- Work instructions
Select the lines of the records containing the word "Surkov" and list them.

- Listing
+-------+

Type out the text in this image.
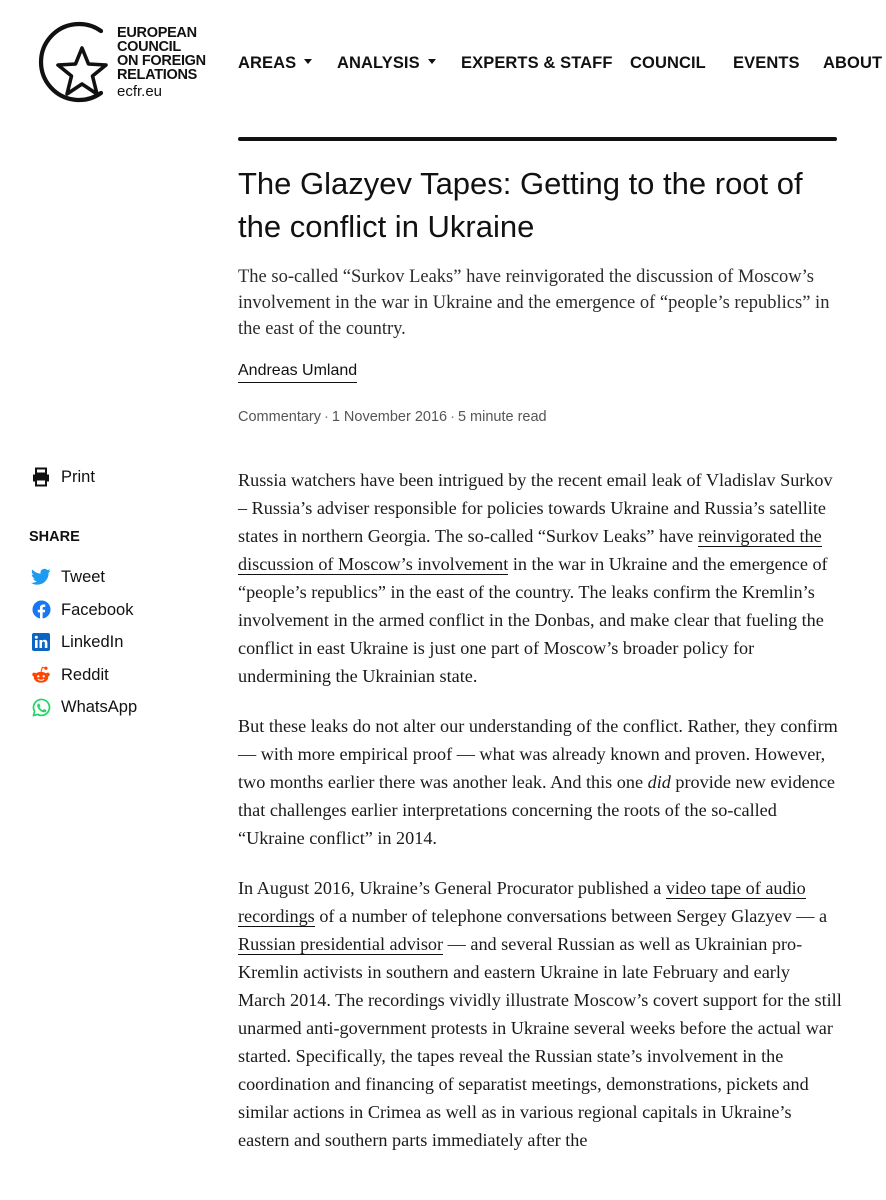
EUROPEAN
COUNCIL
ON FOREIGN
RELATIONS
ecfr.eu
AREAS	ANALYSIS	EXPERTS & STAFF COUNCIL EVENTS ABOUT
The Glazyev Tapes: Getting to the root of the conflict in Ukraine

The so-called “Surkov Leaks” have reinvigorated the discussion of Moscow’s involvement in the war in Ukraine and the emergence of “people’s republics” in the east of the country.

Andreas Umland
Commentary · 1 November 2016 · 5 minute read
Print
SHARE
Tweet
Facebook
LinkedIn
Reddit
WhatsApp

Russia watchers have been intrigued by the recent email leak of Vladislav Surkov – Russia’s adviser responsible for policies towards Ukraine and Russia’s satellite states in northern Georgia. The so-called “Surkov Leaks” have reinvigorated the discussion of Moscow’s involvement in the war in Ukraine and the emergence of “people’s republics” in the east of the country. The leaks confirm the Kremlin’s involvement in the armed conflict in the Donbas, and make clear that fueling the conflict in east Ukraine is just one part of Moscow’s broader policy for undermining the Ukrainian state.

But these leaks do not alter our understanding of the conflict. Rather, they confirm — with more empirical proof — what was already known and proven. However, two months earlier there was another leak. And this one did provide new evidence that challenges earlier interpretations concerning the roots of the so-called “Ukraine conflict” in 2014.

In August 2016, Ukraine’s General Procurator published a video tape of audio recordings of a number of telephone conversations between Sergey Glazyev — a Russian presidential advisor — and several Russian as well as Ukrainian pro-Kremlin activists in southern and eastern Ukraine in late February and early March 2014. The recordings vividly illustrate Moscow’s covert support for the still unarmed anti-government protests in Ukraine several weeks before the actual war started. Specifically, the tapes reveal the Russian state’s involvement in the coordination and financing of separatist meetings, demonstrations, pickets and similar actions in Crimea as well as in various regional capitals in Ukraine’s eastern and southern parts immediately after the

+-------+

- Output for this task
The so-called “Surkov Leaks” have reinvigorated the discussion of Moscow’s involvement in the war in Ukraine and the emergence of “people’s republics” in the east of the country.
Russia watchers have been intrigued by the recent email leak of Vladislav Surkov – Russia’s adviser responsible for policies towards Ukraine and Russia’s satellite states in northern Georgia. The so-called “Surkov Leaks” have reinvigorated the discussion of Moscow’s involvement in the war in Ukraine and the emergence of “people’s republics” in the east of the country. The leaks confirm the Kremlin’s involvement in the armed conflict in the Donbas, and make clear that fueling the conflict in east Ukraine is just one part of Moscow’s broader policy for undermining the Ukrainian state.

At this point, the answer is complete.